Search the listing below for the word "screenshot" and copy each line that holds it.

------------------------------------------------

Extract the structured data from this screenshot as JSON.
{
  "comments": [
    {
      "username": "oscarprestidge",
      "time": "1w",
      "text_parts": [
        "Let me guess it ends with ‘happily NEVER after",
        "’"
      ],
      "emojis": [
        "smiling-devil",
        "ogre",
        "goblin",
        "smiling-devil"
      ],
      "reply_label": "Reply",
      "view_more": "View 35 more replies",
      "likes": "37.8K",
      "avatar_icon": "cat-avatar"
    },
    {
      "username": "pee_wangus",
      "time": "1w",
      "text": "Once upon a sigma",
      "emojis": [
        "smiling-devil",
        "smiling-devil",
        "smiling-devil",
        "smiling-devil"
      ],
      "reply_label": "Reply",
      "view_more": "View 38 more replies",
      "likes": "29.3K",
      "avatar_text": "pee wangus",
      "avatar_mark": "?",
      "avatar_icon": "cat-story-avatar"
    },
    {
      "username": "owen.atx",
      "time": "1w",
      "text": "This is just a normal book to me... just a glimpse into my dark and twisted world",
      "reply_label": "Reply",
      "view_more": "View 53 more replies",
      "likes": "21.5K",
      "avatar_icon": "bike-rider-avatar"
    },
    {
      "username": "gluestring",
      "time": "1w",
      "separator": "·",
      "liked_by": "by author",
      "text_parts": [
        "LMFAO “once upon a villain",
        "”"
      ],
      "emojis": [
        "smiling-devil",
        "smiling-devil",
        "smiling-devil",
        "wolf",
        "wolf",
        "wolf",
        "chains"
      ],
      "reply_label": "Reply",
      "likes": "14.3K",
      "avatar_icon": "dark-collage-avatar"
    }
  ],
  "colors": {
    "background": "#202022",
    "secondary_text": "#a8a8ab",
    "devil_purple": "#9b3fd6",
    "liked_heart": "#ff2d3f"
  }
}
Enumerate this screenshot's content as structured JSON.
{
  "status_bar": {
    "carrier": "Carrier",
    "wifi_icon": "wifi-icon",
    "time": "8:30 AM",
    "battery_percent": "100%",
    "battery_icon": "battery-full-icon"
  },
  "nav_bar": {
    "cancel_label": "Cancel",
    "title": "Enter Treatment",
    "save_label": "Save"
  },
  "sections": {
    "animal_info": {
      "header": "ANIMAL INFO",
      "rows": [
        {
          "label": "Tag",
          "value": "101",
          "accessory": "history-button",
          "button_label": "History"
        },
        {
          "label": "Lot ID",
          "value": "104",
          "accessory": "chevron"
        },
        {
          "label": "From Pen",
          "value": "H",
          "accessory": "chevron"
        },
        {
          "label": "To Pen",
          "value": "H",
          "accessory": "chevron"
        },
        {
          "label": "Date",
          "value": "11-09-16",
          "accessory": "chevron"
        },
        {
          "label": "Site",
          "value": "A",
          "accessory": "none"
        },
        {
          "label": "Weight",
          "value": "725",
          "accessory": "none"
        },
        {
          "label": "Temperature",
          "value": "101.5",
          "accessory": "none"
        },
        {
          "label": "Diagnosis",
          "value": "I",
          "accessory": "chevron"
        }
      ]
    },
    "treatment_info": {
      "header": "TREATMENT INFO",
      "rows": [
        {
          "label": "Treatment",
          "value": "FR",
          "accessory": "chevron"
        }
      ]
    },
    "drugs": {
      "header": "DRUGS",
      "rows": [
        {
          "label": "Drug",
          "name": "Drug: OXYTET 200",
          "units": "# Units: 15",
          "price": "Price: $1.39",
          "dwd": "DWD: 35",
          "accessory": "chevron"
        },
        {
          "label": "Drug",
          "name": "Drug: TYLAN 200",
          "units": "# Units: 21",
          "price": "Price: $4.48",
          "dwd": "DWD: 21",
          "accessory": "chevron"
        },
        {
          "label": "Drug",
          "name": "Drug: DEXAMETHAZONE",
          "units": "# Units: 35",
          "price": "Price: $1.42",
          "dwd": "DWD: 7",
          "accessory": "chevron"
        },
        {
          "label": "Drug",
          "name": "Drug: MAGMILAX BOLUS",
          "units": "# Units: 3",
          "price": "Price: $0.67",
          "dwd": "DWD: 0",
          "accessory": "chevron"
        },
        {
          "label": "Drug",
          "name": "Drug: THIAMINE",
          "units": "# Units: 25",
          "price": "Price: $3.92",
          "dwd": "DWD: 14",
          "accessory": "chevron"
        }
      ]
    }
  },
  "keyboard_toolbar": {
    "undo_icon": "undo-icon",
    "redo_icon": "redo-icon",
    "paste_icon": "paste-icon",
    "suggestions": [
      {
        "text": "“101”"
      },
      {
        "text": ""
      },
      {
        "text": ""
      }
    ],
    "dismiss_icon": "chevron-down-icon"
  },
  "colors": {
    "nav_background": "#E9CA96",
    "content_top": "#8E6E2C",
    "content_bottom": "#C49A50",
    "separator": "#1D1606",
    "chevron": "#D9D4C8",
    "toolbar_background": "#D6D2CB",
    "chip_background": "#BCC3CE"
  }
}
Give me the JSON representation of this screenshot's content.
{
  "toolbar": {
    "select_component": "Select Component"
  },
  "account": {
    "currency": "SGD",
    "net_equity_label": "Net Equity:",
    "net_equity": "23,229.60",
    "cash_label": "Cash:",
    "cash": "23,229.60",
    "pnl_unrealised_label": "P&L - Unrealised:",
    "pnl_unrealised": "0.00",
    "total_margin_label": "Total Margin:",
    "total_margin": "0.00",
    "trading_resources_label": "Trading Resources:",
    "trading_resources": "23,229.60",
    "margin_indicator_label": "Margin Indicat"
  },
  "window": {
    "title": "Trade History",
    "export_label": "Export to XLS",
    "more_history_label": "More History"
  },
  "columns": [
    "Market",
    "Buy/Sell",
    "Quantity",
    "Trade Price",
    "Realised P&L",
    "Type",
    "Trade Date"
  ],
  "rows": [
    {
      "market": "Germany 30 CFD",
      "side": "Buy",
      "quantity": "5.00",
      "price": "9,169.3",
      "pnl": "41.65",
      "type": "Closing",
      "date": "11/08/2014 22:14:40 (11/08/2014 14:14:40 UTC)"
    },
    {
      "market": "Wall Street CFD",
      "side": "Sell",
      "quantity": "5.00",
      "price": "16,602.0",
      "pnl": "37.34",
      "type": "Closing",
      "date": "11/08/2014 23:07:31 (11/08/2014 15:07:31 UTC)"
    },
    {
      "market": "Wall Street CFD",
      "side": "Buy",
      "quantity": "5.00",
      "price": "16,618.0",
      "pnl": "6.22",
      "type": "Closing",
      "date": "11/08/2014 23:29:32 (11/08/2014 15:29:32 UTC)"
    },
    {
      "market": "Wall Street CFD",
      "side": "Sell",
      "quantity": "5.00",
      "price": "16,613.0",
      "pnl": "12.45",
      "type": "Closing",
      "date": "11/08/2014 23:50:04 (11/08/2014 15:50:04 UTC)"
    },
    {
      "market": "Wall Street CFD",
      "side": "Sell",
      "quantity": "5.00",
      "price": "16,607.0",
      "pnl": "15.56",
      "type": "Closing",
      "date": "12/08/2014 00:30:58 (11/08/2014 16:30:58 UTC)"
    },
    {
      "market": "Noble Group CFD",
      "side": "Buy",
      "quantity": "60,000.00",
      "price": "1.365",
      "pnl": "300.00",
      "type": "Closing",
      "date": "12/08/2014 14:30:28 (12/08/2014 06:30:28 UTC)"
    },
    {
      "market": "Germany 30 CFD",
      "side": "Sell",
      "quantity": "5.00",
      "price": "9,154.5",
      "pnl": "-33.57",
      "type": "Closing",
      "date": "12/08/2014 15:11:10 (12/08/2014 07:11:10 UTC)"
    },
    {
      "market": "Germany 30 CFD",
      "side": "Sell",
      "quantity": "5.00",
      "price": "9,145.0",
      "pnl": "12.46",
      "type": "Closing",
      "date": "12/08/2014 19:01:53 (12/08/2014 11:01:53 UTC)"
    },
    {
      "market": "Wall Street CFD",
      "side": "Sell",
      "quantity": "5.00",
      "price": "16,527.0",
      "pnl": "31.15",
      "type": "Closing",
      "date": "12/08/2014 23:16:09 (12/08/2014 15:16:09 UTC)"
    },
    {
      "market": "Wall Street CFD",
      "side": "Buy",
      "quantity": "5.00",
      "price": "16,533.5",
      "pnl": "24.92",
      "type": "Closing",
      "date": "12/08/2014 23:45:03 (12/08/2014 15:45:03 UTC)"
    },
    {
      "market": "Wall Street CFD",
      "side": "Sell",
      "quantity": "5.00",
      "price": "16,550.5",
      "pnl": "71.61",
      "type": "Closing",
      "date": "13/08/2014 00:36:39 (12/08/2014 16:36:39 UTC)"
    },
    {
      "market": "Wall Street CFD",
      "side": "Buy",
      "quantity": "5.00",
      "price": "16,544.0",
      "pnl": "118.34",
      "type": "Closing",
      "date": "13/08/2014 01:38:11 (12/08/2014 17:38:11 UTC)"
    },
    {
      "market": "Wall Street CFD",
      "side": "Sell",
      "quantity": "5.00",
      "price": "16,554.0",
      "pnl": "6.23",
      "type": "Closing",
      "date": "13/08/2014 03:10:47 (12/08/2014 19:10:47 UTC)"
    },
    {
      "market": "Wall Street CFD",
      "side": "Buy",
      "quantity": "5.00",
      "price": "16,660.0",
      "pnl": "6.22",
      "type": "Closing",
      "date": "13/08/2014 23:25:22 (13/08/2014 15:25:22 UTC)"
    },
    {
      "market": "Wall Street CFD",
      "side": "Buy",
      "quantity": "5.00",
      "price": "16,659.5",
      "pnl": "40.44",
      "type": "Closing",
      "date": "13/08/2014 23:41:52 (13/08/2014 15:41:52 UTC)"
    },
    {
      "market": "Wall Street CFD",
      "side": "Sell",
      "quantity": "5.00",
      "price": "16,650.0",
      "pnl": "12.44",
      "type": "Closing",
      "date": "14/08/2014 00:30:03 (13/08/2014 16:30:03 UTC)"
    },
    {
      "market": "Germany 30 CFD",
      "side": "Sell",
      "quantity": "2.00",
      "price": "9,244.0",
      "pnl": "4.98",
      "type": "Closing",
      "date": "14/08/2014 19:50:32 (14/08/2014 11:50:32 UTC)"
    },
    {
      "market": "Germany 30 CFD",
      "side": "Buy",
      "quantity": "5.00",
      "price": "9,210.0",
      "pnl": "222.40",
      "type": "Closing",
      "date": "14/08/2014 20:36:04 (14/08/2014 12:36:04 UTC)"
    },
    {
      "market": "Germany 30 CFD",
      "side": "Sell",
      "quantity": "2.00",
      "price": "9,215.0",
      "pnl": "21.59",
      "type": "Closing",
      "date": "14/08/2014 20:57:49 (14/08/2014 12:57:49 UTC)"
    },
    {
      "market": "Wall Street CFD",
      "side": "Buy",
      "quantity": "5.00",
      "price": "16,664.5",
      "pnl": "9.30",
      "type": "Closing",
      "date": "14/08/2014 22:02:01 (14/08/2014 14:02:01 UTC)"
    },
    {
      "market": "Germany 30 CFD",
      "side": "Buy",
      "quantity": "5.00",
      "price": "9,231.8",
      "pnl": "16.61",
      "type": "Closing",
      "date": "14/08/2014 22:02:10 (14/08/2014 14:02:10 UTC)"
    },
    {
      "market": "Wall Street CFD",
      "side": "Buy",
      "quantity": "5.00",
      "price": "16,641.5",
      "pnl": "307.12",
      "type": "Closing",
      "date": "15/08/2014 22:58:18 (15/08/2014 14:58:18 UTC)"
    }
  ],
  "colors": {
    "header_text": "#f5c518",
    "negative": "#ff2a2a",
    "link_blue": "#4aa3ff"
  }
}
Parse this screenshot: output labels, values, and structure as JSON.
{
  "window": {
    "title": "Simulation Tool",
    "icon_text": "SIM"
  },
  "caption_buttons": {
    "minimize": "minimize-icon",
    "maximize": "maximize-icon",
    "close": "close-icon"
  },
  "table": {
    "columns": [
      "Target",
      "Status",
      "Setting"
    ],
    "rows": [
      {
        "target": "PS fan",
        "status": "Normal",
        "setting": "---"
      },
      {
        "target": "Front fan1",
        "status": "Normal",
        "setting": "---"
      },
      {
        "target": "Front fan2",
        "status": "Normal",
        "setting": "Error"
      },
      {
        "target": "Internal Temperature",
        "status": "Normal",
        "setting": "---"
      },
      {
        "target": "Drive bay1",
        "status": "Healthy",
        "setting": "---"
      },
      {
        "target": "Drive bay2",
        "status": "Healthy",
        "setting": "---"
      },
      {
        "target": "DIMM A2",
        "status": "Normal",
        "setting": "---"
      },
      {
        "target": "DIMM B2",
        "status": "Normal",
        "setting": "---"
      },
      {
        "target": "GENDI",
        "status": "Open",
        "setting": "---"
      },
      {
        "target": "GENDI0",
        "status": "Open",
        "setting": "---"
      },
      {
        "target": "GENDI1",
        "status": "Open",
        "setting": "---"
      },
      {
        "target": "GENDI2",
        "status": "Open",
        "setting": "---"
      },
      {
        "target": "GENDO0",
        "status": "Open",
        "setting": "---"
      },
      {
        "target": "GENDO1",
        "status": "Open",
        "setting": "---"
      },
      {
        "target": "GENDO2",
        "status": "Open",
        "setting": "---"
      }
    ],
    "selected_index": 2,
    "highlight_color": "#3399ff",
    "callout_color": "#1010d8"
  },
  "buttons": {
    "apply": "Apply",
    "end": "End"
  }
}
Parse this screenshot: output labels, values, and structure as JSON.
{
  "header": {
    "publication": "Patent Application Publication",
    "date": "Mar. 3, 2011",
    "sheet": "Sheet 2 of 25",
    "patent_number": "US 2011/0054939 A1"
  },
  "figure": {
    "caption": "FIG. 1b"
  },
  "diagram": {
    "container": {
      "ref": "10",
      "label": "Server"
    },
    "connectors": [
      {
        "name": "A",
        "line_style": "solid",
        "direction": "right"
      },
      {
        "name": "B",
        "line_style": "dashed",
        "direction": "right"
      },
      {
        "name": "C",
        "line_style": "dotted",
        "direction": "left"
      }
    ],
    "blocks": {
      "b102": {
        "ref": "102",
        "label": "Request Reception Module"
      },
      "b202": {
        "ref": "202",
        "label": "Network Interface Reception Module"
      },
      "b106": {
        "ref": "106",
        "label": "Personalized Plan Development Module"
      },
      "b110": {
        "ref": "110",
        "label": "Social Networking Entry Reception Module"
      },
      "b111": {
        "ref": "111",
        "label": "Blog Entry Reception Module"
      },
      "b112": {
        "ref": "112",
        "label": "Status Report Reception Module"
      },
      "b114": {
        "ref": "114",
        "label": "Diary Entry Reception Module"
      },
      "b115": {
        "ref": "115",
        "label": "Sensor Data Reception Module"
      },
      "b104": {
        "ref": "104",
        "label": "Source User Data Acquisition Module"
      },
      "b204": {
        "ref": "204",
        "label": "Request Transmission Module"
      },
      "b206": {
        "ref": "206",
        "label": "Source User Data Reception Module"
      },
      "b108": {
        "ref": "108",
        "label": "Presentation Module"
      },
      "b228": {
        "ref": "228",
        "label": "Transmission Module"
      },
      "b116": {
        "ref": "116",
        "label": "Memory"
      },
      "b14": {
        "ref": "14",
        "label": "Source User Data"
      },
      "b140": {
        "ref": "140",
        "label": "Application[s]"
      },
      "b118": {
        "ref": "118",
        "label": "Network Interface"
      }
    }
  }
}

------------------------------------------------

Correct answer:
Extract the structured data from this screenshot as JSON.
Enumerate this screenshot's content as structured JSON.
Give me the JSON representation of this screenshot's content.
Parse this screenshot: output labels, values, and structure as JSON.
Parse this screenshot: output labels, values, and structure as JSON.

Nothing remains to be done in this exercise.